[start]
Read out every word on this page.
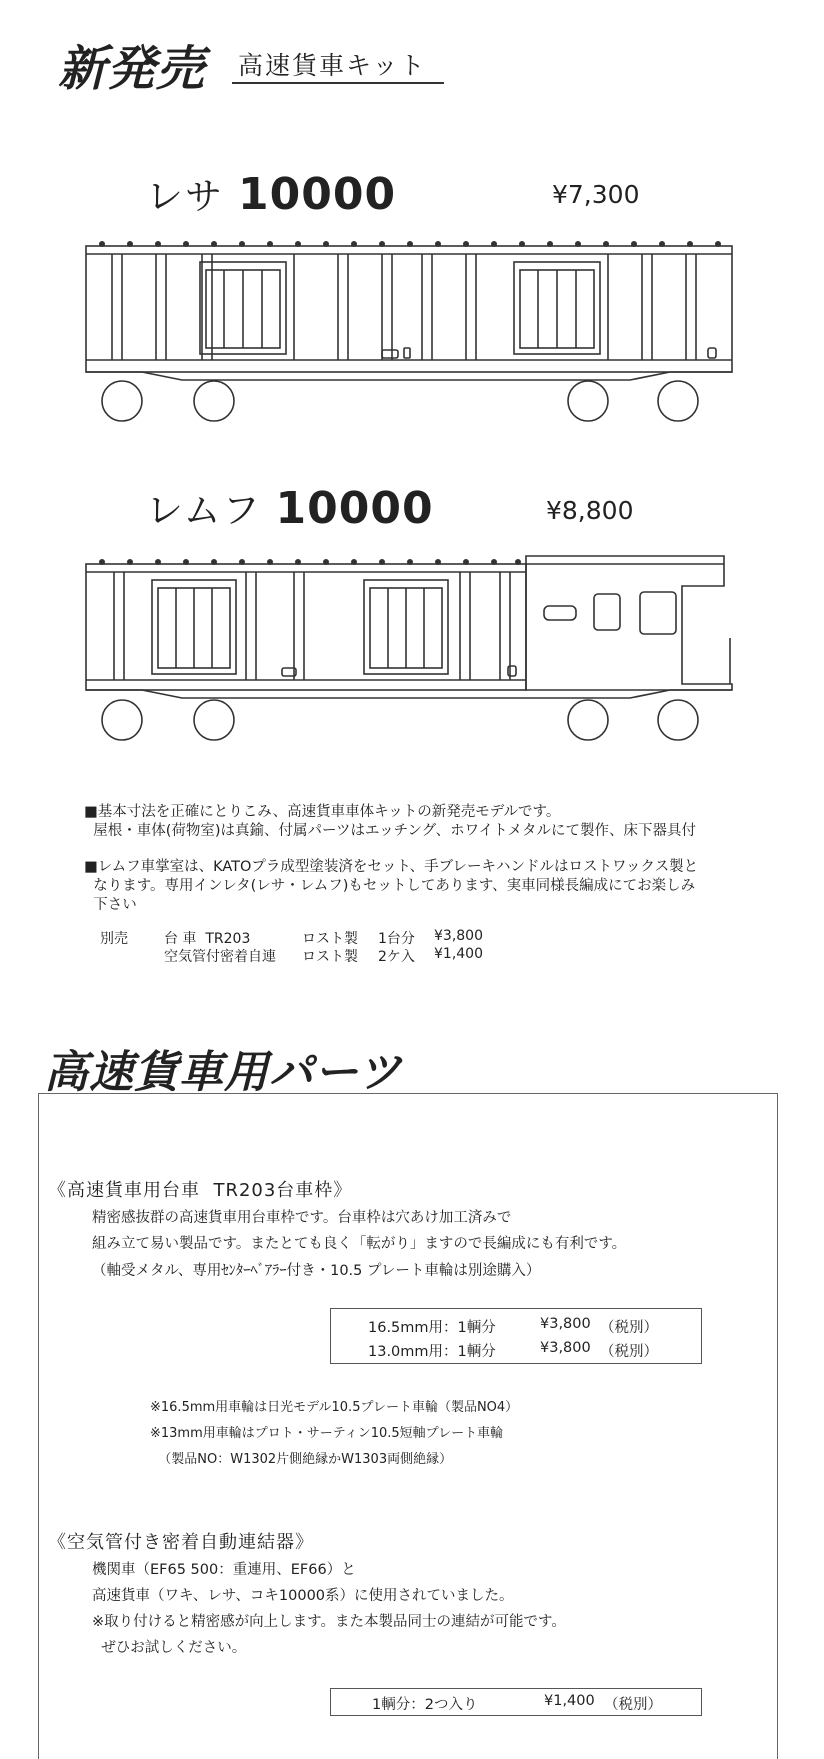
新発売 高速貨車キット
レサ 10000	¥7,300
レムフ 10000	¥8,800
■基本寸法を正確にとりこみ、高速貨車車体キットの新発売モデルです。
屋根・車体(荷物室)は真鍮、付属パーツはエッチング、ホワイトメタルにて製作、床下器具付
■レムフ車掌室は、KATOプラ成型塗装済をセット、手ブレーキハンドルはロストワックス製と
なります。専用インレタ(レサ・レムフ)もセットしてあります、実車同様長編成にてお楽しみ
下さい
別売	台 車  TR203	ロスト製 1台分 ¥3,800
空気管付密着自連 ロスト製 2ケ入 ¥1,400
高速貨車用パーツ
《高速貨車用台車  TR203台車枠》
精密感抜群の高速貨車用台車枠です。台車枠は穴あけ加工済みで
組み立て易い製品です。またとても良く「転がり」ますので長編成にも有利です。
（軸受メタル、専用ｾﾝﾀｰﾍﾞｱﾗｰ付き・10.5 プレート車輪は別途購入）
16.5mm用：1輌分	¥3,800 （税別）
13.0mm用：1輌分	¥3,800 （税別）
※16.5mm用車輪は日光モデル10.5プレート車輪（製品NO4）
※13mm用車輪はプロト・サーティン10.5短軸プレート車輪
（製品NO：W1302片側絶縁かW1303両側絶縁）
《空気管付き密着自動連結器》
機関車（EF65 500：重連用、EF66）と
高速貨車（ワキ、レサ、コキ10000系）に使用されていました。
※取り付けると精密感が向上します。また本製品同士の連結が可能です。
ぜひお試しください。
1輌分：2つ入り	¥1,400 （税別）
[end]
§ **Direction**:
Verbatim reproduction of every record is required; images are left out.

§ **Exercise response**:
Read out every word on this page.
新発売 高速貨車キット
レサ 10000	¥7,300
レムフ 10000	¥8,800
■基本寸法を正確にとりこみ、高速貨車車体キットの新発売モデルです。
屋根・車体(荷物室)は真鍮、付属パーツはエッチング、ホワイトメタルにて製作、床下器具付
■レムフ車掌室は、KATOプラ成型塗装済をセット、手ブレーキハンドルはロストワックス製と
なります。専用インレタ(レサ・レムフ)もセットしてあります、実車同様長編成にてお楽しみ
下さい
別売	台 車  TR203	ロスト製 1台分 ¥3,800
空気管付密着自連 ロスト製 2ケ入 ¥1,400
高速貨車用パーツ
《高速貨車用台車  TR203台車枠》
精密感抜群の高速貨車用台車枠です。台車枠は穴あけ加工済みで
組み立て易い製品です。またとても良く「転がり」ますので長編成にも有利です。
（軸受メタル、専用ｾﾝﾀｰﾍﾞｱﾗｰ付き・10.5 プレート車輪は別途購入）
16.5mm用：1輌分	¥3,800 （税別）
13.0mm用：1輌分	¥3,800 （税別）
※16.5mm用車輪は日光モデル10.5プレート車輪（製品NO4）
※13mm用車輪はプロト・サーティン10.5短軸プレート車輪
（製品NO：W1302片側絶縁かW1303両側絶縁）
《空気管付き密着自動連結器》
機関車（EF65 500：重連用、EF66）と
高速貨車（ワキ、レサ、コキ10000系）に使用されていました。
※取り付けると精密感が向上します。また本製品同士の連結が可能です。
ぜひお試しください。
1輌分：2つ入り	¥1,400 （税別）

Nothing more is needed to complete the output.